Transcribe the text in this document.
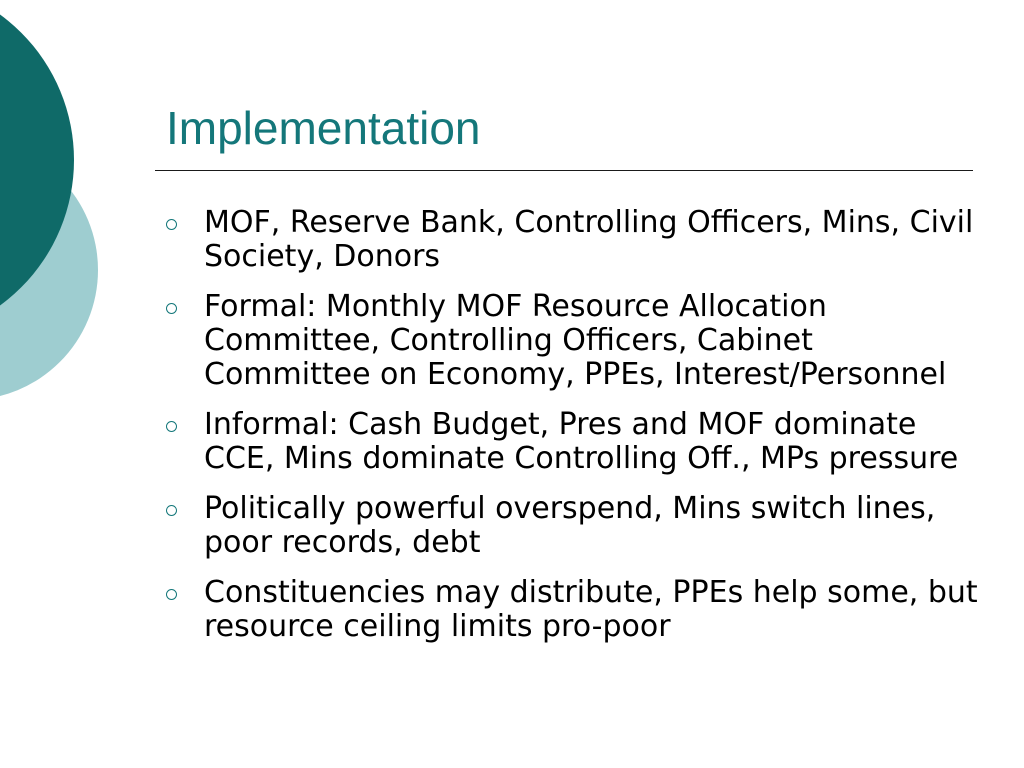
Implementation
MOF, Reserve Bank, Controlling Officers, Mins, Civil Society, Donors
Formal: Monthly MOF Resource Allocation Committee, Controlling Officers, Cabinet Committee on Economy, PPEs, Interest/Personnel
Informal: Cash Budget, Pres and MOF dominate CCE, Mins dominate Controlling Off., MPs pressure
Politically powerful overspend, Mins switch lines, poor records, debt
Constituencies may distribute, PPEs help some, but resource ceiling limits pro-poor
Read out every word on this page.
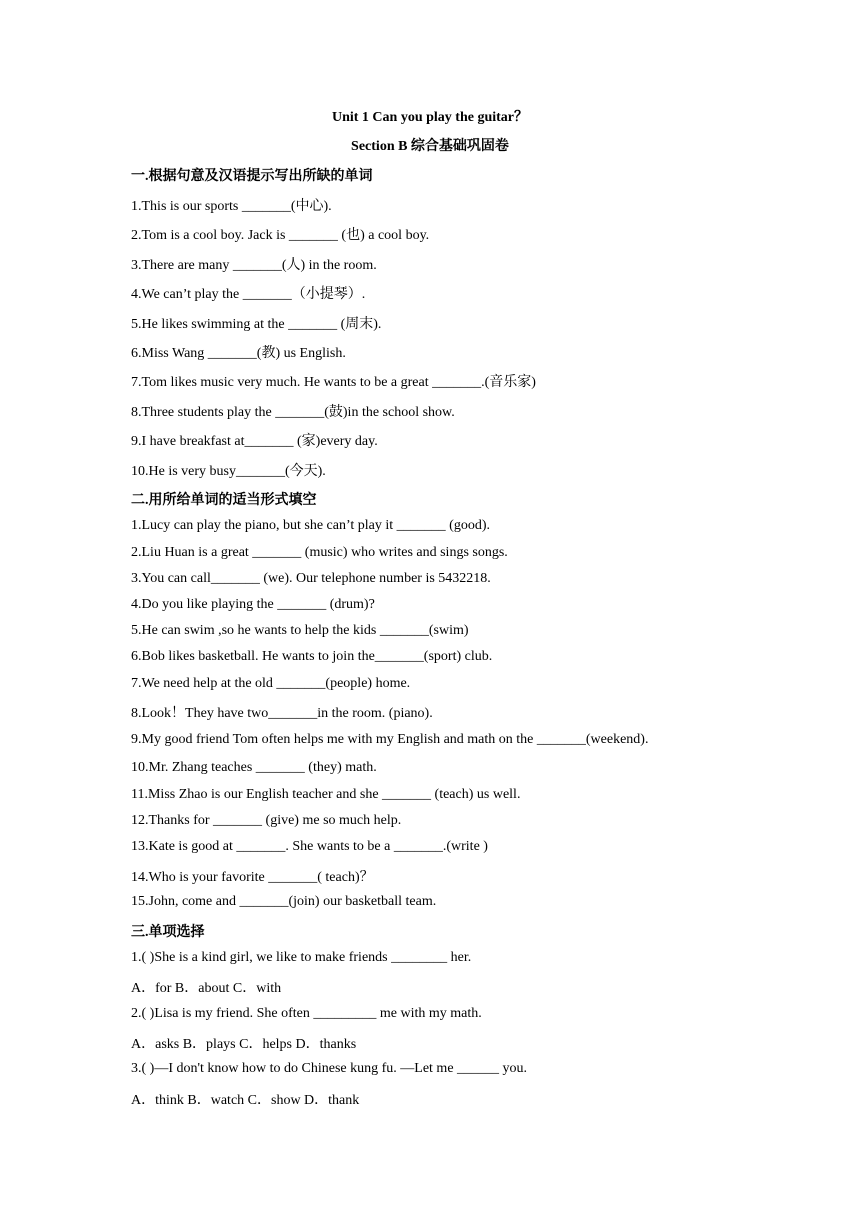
Unit 1 Can you play the guitar？
Section B 综合基础巩固卷
一.根据句意及汉语提示写出所缺的单词
1.This is our sports _______(中心).
2.Tom is a cool boy. Jack is _______ (也) a cool boy.
3.There are many _______(人) in the room.
4.We can’t play the _______（小提琴）.
5.He likes swimming at the _______ (周末).
6.Miss Wang _______(教) us English.
7.Tom likes music very much. He wants to be a great _______.(音乐家)
8.Three students play the _______(鼓)in the school show.
9.I have breakfast at_______ (家)every day.
10.He is very busy_______(今天).
二.用所给单词的适当形式填空
1.Lucy can play the piano, but she can’t play it _______ (good).
2.Liu Huan is a great _______ (music) who writes and sings songs.
3.You can call_______ (we). Our telephone number is 5432218.
4.Do you like playing the _______ (drum)?
5.He can swim ,so he wants to help the kids _______(swim)
6.Bob likes basketball. He wants to join the_______(sport) club.
7.We need help at the old _______(people) home.
8.Look！They have two_______in the room. (piano).
9.My good friend Tom often helps me with my English and math on the _______(weekend).
10.Mr. Zhang teaches _______ (they) math.
11.Miss Zhao is our English teacher and she _______ (teach) us well.
12.Thanks for _______ (give) me so much help.
13.Kate is good at _______. She wants to be a _______.(write )
14.Who is your favorite _______( teach)？
15.John, come and _______(join) our basketball team.
三.单项选择
1.( )She is a kind girl, we like to make friends ________ her.
A．for B．about C．with
2.( )Lisa is my friend. She often _________ me with my math.
A．asks B．plays C．helps D．thanks
3.( )—I don't know how to do Chinese kung fu. —Let me ______ you.
A．think B．watch C．show D．thank
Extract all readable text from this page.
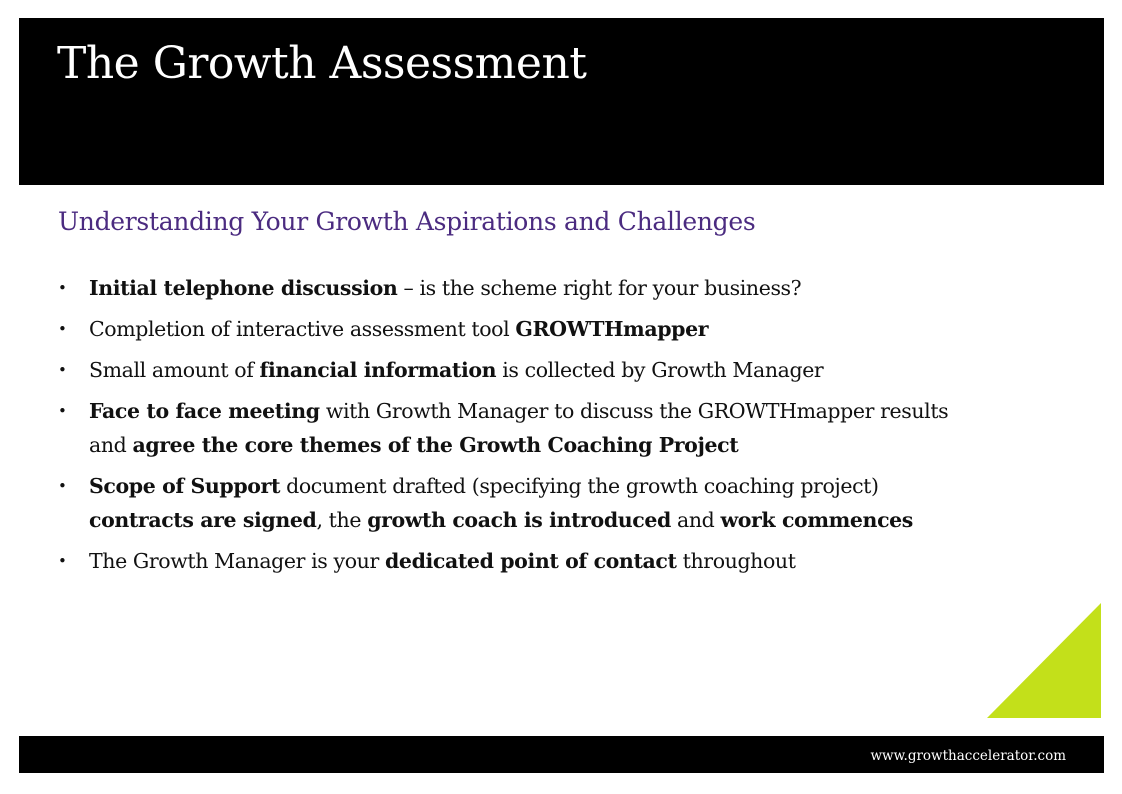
The Growth Assessment
Understanding Your Growth Aspirations and Challenges
• Initial telephone discussion – is the scheme right for your business?
• Completion of interactive assessment tool GROWTHmapper
• Small amount of financial information is collected by Growth Manager
• Face to face meeting with Growth Manager to discuss the GROWTHmapper results and agree the core themes of the Growth Coaching Project
• Scope of Support document drafted (specifying the growth coaching project) contracts are signed, the growth coach is introduced and work commences
• The Growth Manager is your dedicated point of contact throughout
www.growthaccelerator.com
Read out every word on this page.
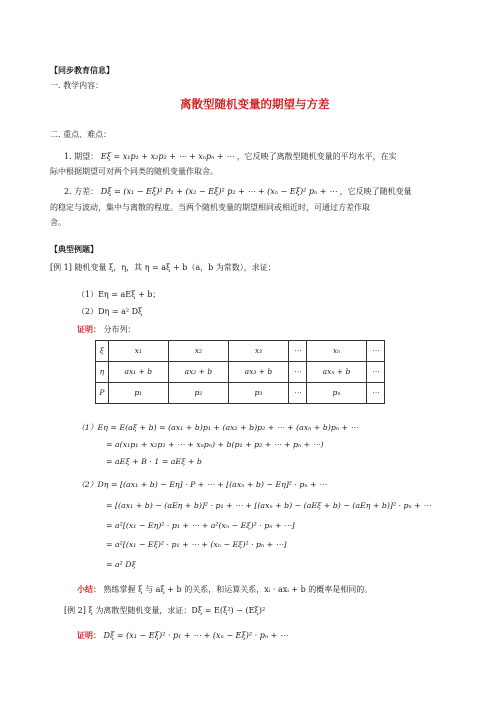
【同步教育信息】
一. 教学内容：
离散型随机变量的期望与方差
二. 重点、难点：
1. 期望： Eξ = x₁p₁ + x₂p₂ + ⋯ + xₙpₙ + ⋯ ，它反映了离散型随机变量的平均水平，在实
际中根据期望可对两个同类的随机变量作取舍。
2. 方差： Dξ = (x₁ − Eξ)² P₁ + (x₂ − Eξ)² p₂ + ⋯ + (xₙ − Eξ)² pₙ + ⋯ ，它反映了随机变量
的稳定与波动，集中与离散的程度。当两个随机变量的期望相同或相近时，可通过方差作取
舍。
【典型例题】
[例 1] 随机变量 ξ，η，其 η = aξ + b（a，b 为常数），求证：
（1）Eη = aEξ + b；
（2）Dη = a² Dξ
证明： 分布列：
ξ	x₁	x₂	x₃	⋯	xₙ	⋯
η	ax₁ + b	ax₂ + b	ax₃ + b	⋯	axₙ + b	⋯
P	p₁	p₂	p₃	⋯	pₙ	⋯
（1）Eη = E(aξ + b) = (ax₁ + b)p₁ + (ax₂ + b)p₂ + ⋯ + (axₙ + b)pₙ + ⋯
= a(x₁p₁ + x₂p₂ + ⋯ + xₙpₙ) + b(p₁ + p₂ + ⋯ + pₙ + ⋯)
= aEξ + B · 1 = aEξ + b
（2）Dη = [(ax₁ + b) − Eη] · P + ⋯ + [(axₙ + b) − Eη]² · pₙ + ⋯
= [(ax₁ + b) − (aEη + b)]² · p₁ + ⋯ + [(axₙ + b) − (aEξ + b) − (aEη + b)]² · pₙ + ⋯
= a²[(x₁ − Eη)² · p₁ + ⋯ + a²(xₙ − Eξ)² · pₙ + ⋯]
= a²[(x₁ − Eξ)² · p₁ + ⋯ + (xₙ − Eξ)² · pₙ + ⋯]
= a² Dξ
小结： 熟练掌握 ξ 与 aξ + b 的关系，和运算关系，xᵢ · axᵢ + b 的概率是相同的。
[例 2] ξ 为离散型随机变量，求证：Dξ = E(ξ²) − (Eξ)²
证明： Dξ = (x₁ − Eξ)² · p₁ + ⋯ + (xₙ − Eξ)² · pₙ + ⋯
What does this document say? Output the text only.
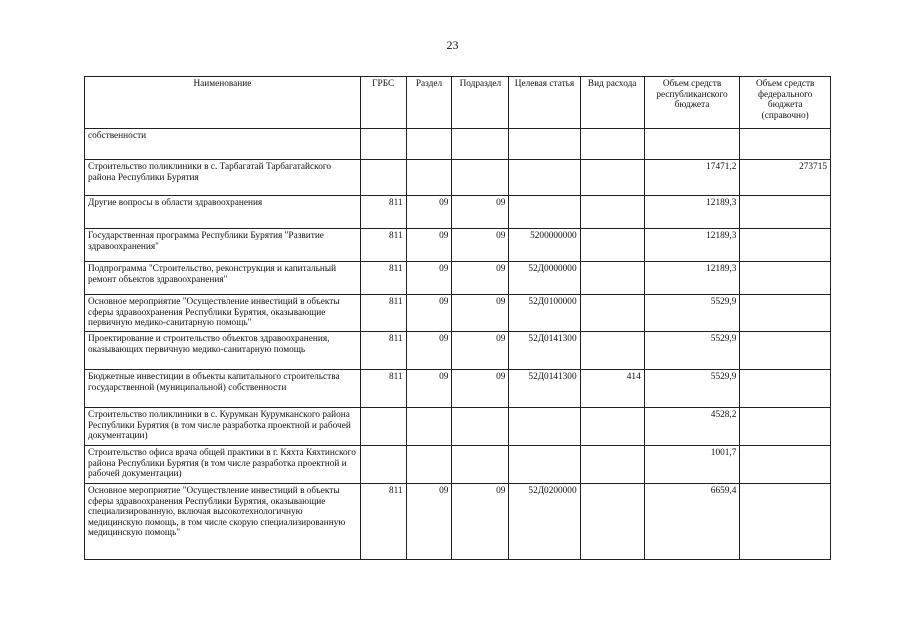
23
Наименование	ГРБС	Раздел	Подраздел	Целевая статья	Вид расхода	Объем средств республиканского бюджета	Объем средств федерального бюджета (справочно)
собственности							
Строительство поликлиники в с. Тарбагатай Тарбагатайского района Республики Бурятия						17471,2	273715
Другие вопросы в области здравоохранения	811	09	09			12189,3	
Государственная программа Республики Бурятия "Развитие здравоохранения"	811	09	09	5200000000		12189,3	
Подпрограмма "Строительство, реконструкция и капитальный ремонт объектов здравоохранения"	811	09	09	52Д0000000		12189,3	
Основное мероприятие "Осуществление инвестиций в объекты сферы здравоохранения Республики Бурятия, оказывающие первичную медико-санитарную помощь"	811	09	09	52Д0100000		5529,9	
Проектирование и строительство объектов здравоохранения, оказывающих первичную медико-санитарную помощь	811	09	09	52Д0141300		5529,9	
Бюджетные инвестиции в объекты капитального строительства государственной (муниципальной) собственности	811	09	09	52Д0141300	414	5529,9	
Строительство поликлиники в с. Курумкан Курумканского района Республики Бурятия (в том числе разработка проектной и рабочей документации)						4528,2	
Строительство офиса врача общей практики в г. Кяхта Кяхтинского района Республики Бурятия (в том числе разработка проектной и рабочей документации)						1001,7	
Основное мероприятие "Осуществление инвестиций в объекты сферы здравоохранения Республики Бурятия, оказывающие специализированную, включая высокотехнологичную медицинскую помощь, в том числе скорую специализированную медицинскую помощь"	811	09	09	52Д0200000		6659,4	
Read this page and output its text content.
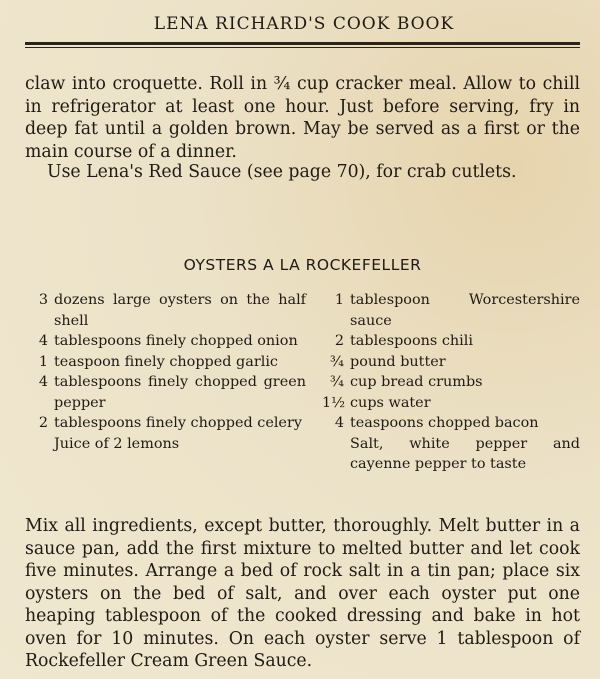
LENA RICHARD'S COOK BOOK

claw into croquette. Roll in ¾ cup cracker meal. Allow to chill in refrigerator at least one hour. Just before serving, fry in deep fat until a golden brown. May be served as a first or the main course of a dinner.

Use Lena's Red Sauce (see page 70), for crab cutlets.

OYSTERS A LA ROCKEFELLER
3 dozens large oysters on the half shell
4 tablespoons finely chopped onion
1 teaspoon finely chopped garlic
4 tablespoons finely chopped green pepper
2 tablespoons finely chopped celery
Juice of 2 lemons
1 tablespoon Worcestershire sauce
2 tablespoons chili
¾ pound butter
¾ cup bread crumbs
1½ cups water
4 teaspoons chopped bacon
Salt, white pepper and cayenne pepper to taste

Mix all ingredients, except butter, thoroughly. Melt butter in a sauce pan, add the first mixture to melted butter and let cook five minutes. Arrange a bed of rock salt in a tin pan; place six oysters on the bed of salt, and over each oyster put one heaping tablespoon of the cooked dressing and bake in hot oven for 10 minutes. On each oyster serve 1 tablespoon of Rockefeller Cream Green Sauce.
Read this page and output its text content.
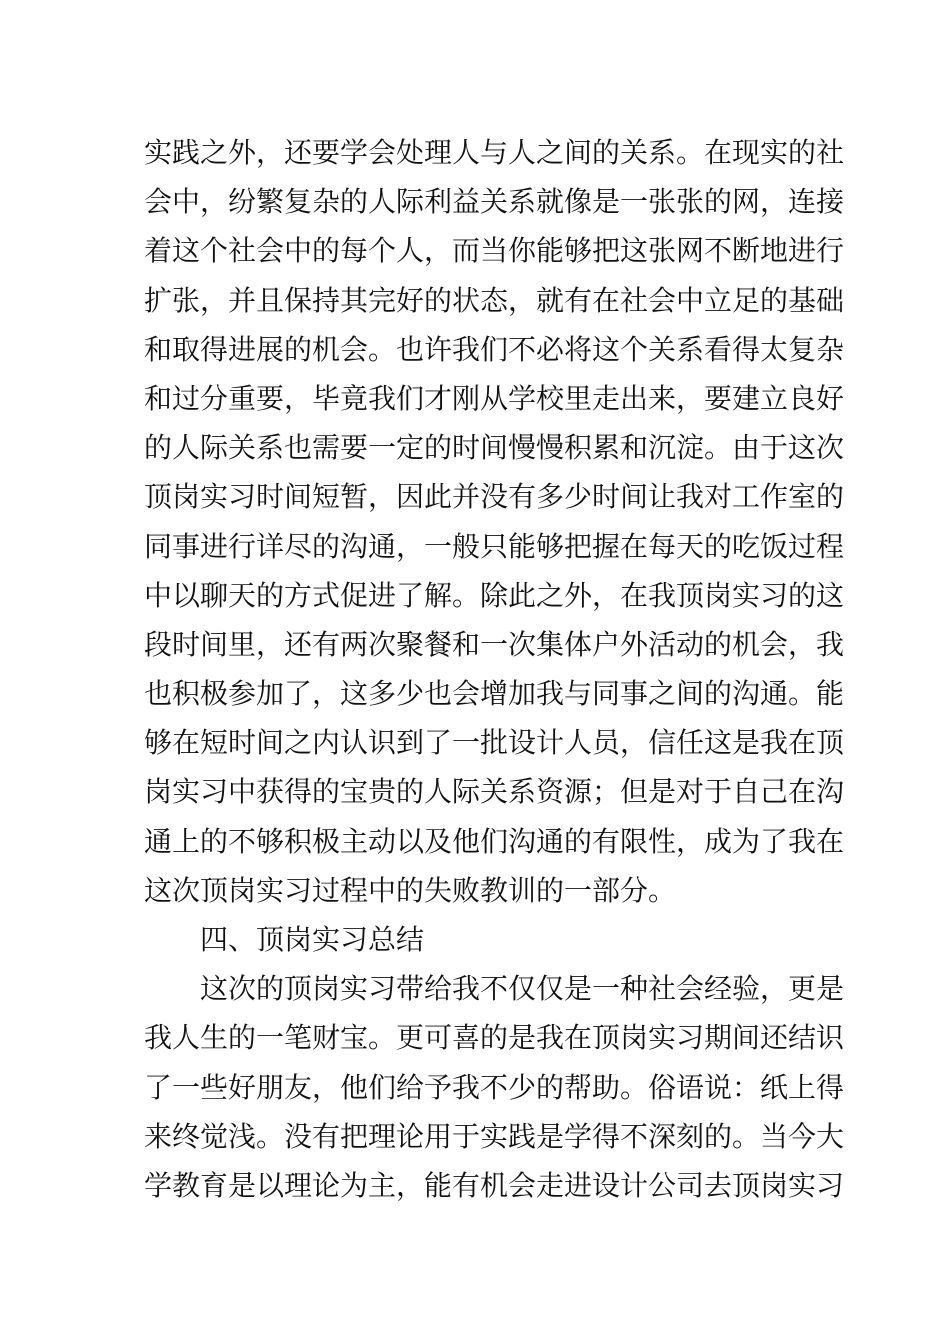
实践之外，还要学会处理人与人之间的关系。在现实的社
会中，纷繁复杂的人际利益关系就像是一张张的网，连接
着这个社会中的每个人，而当你能够把这张网不断地进行
扩张，并且保持其完好的状态，就有在社会中立足的基础
和取得进展的机会。也许我们不必将这个关系看得太复杂
和过分重要，毕竟我们才刚从学校里走出来，要建立良好
的人际关系也需要一定的时间慢慢积累和沉淀。由于这次
顶岗实习时间短暂，因此并没有多少时间让我对工作室的
同事进行详尽的沟通，一般只能够把握在每天的吃饭过程
中以聊天的方式促进了解。除此之外，在我顶岗实习的这
段时间里，还有两次聚餐和一次集体户外活动的机会，我
也积极参加了，这多少也会增加我与同事之间的沟通。能
够在短时间之内认识到了一批设计人员，信任这是我在顶
岗实习中获得的宝贵的人际关系资源；但是对于自己在沟
通上的不够积极主动以及他们沟通的有限性，成为了我在
这次顶岗实习过程中的失败教训的一部分。
四、顶岗实习总结
这次的顶岗实习带给我不仅仅是一种社会经验，更是
我人生的一笔财宝。更可喜的是我在顶岗实习期间还结识
了一些好朋友，他们给予我不少的帮助。俗语说：纸上得
来终觉浅。没有把理论用于实践是学得不深刻的。当今大
学教育是以理论为主，能有机会走进设计公司去顶岗实习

= = = = = = =

> _Work to be completed_: From the data above, copy each line that holds "music".

> _Result of this exercise_:
7.Tom likes music very much. He wants to be a great _______.(音乐家)
2.Liu Huan is a great _______ (music) who writes and sings songs.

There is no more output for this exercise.